• Exercise: Copy out the entries exactly, from the first line to the last.

Stored records:
***

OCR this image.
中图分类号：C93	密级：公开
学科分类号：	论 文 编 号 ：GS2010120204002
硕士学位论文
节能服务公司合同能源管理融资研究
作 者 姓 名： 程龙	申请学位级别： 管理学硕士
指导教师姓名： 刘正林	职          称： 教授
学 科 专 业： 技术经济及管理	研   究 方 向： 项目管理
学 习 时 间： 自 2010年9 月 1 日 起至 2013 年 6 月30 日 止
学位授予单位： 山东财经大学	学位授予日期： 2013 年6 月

***

• Answer to this exercise:
OCR this image.
中图分类号：C93	密级：公开
学科分类号：	论 文 编 号 ：GS2010120204002
硕士学位论文
节能服务公司合同能源管理融资研究
作 者 姓 名： 程龙	申请学位级别： 管理学硕士
指导教师姓名： 刘正林	职          称： 教授
学 科 专 业： 技术经济及管理	研   究 方 向： 项目管理
学 习 时 间： 自 2010年9 月 1 日 起至 2013 年 6 月30 日 止
学位授予单位： 山东财经大学	学位授予日期： 2013 年6 月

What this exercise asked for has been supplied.